▸ Task objective: Show all lines holding the string "name".
==========
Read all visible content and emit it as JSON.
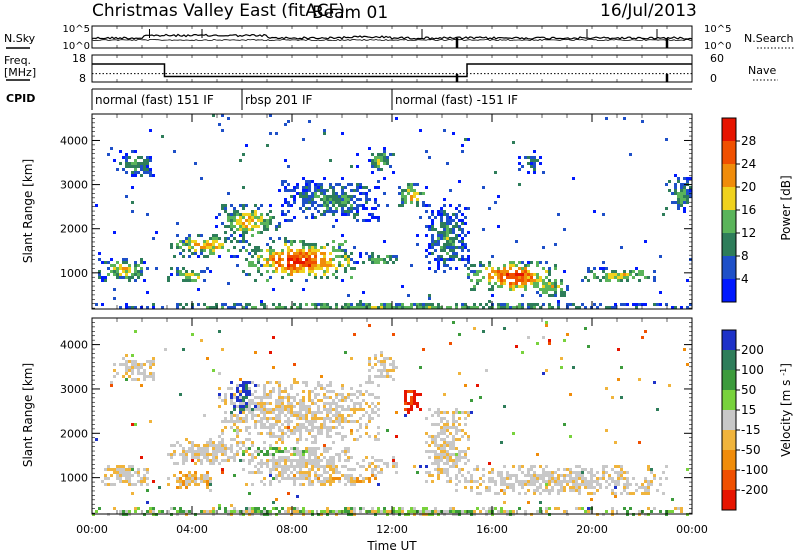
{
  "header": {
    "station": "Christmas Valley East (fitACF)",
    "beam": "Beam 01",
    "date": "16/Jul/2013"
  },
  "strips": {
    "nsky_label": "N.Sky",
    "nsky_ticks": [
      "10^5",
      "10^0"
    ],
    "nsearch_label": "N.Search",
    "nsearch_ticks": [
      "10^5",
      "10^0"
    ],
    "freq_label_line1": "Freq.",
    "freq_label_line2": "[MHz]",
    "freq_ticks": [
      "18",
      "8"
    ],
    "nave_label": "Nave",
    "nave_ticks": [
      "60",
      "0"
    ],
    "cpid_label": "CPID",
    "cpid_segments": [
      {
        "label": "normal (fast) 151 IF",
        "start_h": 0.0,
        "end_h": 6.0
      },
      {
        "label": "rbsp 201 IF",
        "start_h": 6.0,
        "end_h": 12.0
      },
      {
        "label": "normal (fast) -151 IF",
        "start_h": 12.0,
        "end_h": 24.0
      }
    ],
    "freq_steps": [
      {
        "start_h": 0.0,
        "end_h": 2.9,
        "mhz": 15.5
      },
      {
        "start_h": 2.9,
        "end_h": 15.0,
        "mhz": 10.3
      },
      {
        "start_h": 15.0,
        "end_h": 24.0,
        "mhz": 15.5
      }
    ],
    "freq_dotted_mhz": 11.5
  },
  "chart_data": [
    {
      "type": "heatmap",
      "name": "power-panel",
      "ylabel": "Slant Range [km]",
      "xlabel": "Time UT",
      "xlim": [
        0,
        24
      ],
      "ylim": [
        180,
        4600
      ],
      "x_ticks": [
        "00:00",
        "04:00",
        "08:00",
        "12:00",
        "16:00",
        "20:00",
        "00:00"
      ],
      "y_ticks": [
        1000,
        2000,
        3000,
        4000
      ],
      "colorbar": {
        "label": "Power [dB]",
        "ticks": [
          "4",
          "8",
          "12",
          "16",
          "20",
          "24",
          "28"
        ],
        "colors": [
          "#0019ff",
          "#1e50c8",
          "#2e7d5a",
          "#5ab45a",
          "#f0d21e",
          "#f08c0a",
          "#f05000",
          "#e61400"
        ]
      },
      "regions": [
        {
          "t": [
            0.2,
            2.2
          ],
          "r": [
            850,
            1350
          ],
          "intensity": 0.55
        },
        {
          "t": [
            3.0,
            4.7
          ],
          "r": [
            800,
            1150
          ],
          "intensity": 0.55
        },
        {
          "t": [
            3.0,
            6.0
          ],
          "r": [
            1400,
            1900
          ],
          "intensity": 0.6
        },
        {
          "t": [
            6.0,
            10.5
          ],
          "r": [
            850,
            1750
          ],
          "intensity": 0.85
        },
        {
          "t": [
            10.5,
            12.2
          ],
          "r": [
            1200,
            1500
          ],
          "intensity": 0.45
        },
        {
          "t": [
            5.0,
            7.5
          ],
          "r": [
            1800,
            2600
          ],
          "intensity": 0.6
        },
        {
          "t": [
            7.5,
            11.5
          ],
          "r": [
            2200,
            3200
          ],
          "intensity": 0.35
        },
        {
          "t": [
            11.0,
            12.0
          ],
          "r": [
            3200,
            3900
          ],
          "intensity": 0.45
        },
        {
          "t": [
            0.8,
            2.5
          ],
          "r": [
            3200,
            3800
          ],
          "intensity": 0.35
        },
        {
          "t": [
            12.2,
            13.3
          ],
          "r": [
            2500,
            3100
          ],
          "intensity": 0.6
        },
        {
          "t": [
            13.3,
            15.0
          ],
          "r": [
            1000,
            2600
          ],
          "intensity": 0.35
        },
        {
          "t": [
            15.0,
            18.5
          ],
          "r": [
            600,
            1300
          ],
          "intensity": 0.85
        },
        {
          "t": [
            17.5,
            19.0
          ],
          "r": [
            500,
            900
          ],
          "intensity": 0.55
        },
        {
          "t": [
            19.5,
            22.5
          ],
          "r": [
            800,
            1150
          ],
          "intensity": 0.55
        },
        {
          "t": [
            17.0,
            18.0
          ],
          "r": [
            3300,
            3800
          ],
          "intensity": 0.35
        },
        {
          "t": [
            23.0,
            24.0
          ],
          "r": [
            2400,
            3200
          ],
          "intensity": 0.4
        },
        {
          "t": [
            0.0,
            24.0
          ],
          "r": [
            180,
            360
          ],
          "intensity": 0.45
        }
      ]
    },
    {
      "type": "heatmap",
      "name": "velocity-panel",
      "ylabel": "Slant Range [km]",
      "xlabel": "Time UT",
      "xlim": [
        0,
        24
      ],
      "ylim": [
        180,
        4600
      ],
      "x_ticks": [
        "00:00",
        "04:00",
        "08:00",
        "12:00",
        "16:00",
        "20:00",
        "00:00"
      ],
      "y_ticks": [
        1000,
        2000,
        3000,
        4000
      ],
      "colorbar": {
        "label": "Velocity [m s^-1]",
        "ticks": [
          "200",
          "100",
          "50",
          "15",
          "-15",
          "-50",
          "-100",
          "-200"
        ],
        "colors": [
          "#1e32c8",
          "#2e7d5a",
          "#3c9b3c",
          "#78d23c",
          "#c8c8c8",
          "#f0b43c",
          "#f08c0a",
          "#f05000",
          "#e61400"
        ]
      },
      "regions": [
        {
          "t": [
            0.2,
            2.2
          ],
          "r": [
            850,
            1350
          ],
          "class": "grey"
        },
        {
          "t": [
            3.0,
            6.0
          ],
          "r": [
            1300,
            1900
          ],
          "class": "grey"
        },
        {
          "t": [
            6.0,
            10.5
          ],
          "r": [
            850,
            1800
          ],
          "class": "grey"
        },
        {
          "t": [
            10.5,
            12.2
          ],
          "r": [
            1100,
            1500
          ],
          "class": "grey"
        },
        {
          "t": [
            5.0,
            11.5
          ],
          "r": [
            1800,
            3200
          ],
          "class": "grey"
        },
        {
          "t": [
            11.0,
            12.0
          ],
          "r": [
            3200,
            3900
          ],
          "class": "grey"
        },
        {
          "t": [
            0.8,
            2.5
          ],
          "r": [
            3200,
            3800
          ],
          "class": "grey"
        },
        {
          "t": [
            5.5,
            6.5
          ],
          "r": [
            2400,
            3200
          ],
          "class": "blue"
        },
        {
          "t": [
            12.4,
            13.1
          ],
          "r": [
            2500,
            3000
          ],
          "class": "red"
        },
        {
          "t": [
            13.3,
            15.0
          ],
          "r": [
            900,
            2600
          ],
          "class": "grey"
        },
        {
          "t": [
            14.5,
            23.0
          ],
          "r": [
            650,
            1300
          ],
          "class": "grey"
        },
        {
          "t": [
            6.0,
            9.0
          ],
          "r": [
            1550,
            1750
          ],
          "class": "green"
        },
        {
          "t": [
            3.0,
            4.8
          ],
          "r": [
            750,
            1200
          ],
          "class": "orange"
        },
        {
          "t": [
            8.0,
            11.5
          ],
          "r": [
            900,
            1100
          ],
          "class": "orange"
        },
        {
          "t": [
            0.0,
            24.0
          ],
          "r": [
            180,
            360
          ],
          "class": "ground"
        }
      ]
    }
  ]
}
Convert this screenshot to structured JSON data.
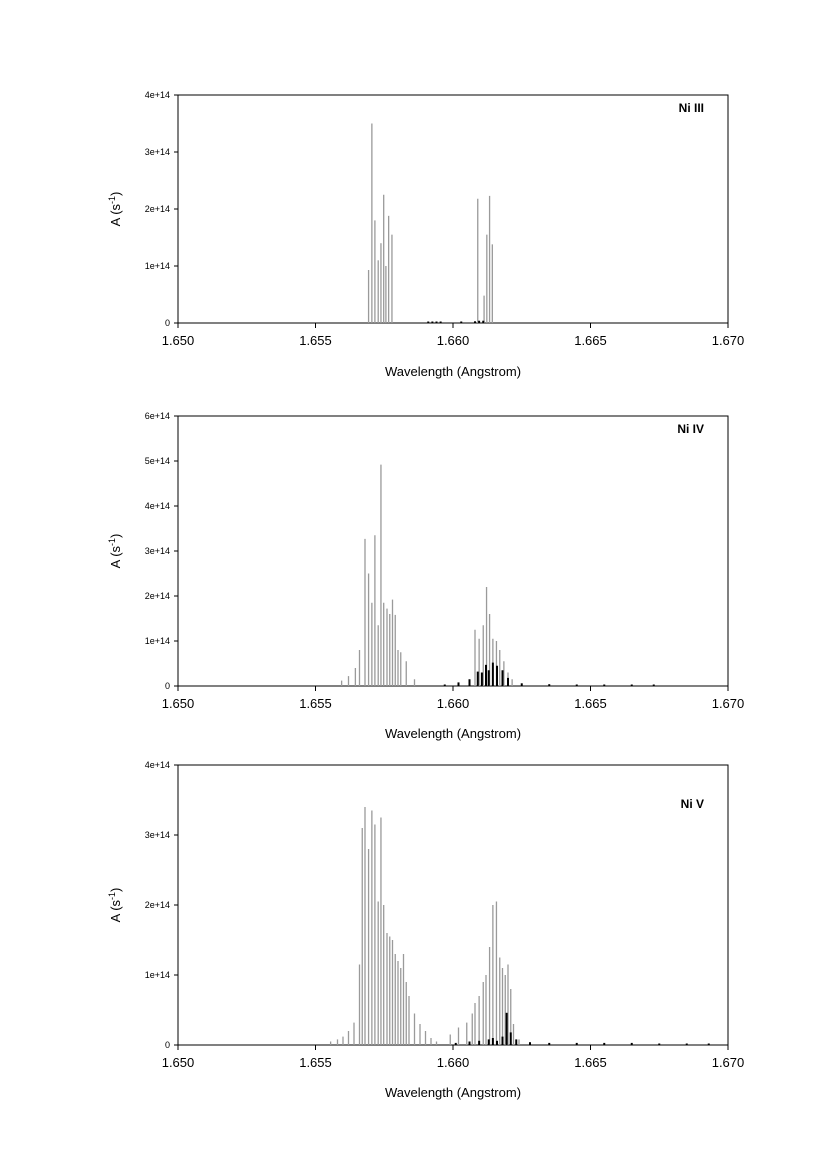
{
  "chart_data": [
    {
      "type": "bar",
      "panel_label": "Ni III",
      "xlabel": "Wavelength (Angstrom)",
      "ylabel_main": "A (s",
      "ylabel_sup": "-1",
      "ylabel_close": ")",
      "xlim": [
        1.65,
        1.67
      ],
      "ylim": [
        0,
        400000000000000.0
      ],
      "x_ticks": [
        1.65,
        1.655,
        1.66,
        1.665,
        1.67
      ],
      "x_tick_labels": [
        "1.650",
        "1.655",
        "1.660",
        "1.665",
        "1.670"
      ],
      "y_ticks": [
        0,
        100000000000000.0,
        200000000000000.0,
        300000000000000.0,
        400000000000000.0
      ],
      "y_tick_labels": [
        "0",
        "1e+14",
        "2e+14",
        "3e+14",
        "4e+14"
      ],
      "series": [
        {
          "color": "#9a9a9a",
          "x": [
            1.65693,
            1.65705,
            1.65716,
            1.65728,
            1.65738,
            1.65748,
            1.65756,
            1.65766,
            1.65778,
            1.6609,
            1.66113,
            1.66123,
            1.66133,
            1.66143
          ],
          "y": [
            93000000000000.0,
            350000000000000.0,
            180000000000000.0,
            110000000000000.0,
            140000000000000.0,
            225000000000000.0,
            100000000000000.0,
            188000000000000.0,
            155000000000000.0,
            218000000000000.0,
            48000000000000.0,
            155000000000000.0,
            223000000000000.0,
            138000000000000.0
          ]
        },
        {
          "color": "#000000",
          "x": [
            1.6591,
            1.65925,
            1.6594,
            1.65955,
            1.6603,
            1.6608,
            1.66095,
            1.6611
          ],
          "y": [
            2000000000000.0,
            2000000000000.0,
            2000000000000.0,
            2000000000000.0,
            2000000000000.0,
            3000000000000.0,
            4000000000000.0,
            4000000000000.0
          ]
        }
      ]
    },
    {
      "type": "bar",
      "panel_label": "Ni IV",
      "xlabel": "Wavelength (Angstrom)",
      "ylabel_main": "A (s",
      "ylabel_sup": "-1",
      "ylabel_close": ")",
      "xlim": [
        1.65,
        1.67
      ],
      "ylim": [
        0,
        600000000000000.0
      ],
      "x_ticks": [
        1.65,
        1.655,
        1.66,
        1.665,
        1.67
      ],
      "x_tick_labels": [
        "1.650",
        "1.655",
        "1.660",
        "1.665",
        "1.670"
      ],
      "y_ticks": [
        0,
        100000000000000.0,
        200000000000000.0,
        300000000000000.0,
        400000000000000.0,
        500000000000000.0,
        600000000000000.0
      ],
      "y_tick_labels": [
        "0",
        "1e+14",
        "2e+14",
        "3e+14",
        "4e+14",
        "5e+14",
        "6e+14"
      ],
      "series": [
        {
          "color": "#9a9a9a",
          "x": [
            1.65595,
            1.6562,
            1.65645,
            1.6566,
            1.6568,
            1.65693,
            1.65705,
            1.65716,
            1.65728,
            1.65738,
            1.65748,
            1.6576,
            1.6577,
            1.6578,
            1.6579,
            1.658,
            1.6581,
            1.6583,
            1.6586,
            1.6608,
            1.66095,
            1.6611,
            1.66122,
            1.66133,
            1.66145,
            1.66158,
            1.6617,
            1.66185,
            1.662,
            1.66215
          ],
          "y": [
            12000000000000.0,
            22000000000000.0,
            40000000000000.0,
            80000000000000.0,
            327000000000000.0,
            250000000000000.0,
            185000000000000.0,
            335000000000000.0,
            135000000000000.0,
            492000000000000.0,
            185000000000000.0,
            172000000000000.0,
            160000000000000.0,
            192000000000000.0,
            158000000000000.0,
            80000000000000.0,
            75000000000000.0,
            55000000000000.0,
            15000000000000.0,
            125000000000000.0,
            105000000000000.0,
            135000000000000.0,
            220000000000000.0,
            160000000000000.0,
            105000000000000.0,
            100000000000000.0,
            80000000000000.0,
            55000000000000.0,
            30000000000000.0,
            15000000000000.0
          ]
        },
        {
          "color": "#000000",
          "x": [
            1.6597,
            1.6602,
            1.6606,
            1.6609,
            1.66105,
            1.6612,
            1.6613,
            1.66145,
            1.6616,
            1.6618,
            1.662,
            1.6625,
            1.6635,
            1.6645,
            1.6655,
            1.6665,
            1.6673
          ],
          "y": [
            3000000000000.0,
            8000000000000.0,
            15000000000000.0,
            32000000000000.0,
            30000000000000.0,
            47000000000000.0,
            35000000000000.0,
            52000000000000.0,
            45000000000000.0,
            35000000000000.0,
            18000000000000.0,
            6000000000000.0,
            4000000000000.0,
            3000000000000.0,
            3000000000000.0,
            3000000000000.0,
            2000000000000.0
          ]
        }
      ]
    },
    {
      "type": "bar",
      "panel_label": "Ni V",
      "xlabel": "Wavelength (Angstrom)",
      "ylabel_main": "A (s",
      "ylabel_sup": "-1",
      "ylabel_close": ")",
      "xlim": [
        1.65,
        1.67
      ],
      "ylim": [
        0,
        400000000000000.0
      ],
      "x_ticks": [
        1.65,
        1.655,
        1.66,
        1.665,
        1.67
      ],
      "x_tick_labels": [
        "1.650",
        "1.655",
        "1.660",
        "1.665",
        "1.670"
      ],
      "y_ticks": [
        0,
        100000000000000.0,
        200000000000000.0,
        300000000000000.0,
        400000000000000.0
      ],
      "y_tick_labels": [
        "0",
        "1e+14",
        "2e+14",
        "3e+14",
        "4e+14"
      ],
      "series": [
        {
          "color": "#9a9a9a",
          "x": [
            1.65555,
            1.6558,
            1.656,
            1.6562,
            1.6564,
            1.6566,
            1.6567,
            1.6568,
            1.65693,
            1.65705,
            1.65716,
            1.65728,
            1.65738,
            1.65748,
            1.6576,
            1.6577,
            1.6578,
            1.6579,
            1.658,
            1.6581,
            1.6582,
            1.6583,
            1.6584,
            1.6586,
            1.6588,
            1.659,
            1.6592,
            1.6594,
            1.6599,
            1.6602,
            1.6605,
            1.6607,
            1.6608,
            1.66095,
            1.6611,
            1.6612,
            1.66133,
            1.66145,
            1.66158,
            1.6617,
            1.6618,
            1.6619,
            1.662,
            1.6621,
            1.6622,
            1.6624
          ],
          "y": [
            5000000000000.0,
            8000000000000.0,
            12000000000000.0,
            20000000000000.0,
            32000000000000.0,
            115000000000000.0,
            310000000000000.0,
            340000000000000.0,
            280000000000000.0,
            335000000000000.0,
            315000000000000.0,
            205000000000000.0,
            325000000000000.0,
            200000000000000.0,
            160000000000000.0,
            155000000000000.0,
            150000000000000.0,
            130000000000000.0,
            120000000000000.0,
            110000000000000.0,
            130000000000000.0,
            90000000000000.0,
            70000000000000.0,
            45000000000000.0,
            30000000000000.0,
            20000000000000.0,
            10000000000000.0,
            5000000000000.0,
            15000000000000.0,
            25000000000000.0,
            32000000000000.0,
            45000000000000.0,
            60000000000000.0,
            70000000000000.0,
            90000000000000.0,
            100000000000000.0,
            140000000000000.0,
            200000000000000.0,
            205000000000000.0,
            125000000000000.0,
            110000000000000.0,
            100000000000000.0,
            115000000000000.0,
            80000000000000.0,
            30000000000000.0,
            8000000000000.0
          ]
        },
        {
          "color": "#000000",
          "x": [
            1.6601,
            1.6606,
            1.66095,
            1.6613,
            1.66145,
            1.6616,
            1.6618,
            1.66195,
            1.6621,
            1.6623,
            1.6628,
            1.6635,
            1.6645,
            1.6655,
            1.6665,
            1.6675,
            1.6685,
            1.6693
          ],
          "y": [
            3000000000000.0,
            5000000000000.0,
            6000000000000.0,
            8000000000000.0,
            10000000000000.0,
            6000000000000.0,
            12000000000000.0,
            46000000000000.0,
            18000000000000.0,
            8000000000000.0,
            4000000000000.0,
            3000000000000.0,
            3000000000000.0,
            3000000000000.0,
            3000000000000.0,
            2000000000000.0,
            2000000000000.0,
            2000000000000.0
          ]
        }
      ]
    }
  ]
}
==========
▸ Output:
      "name": "power-panel",
      "name": "velocity-panel",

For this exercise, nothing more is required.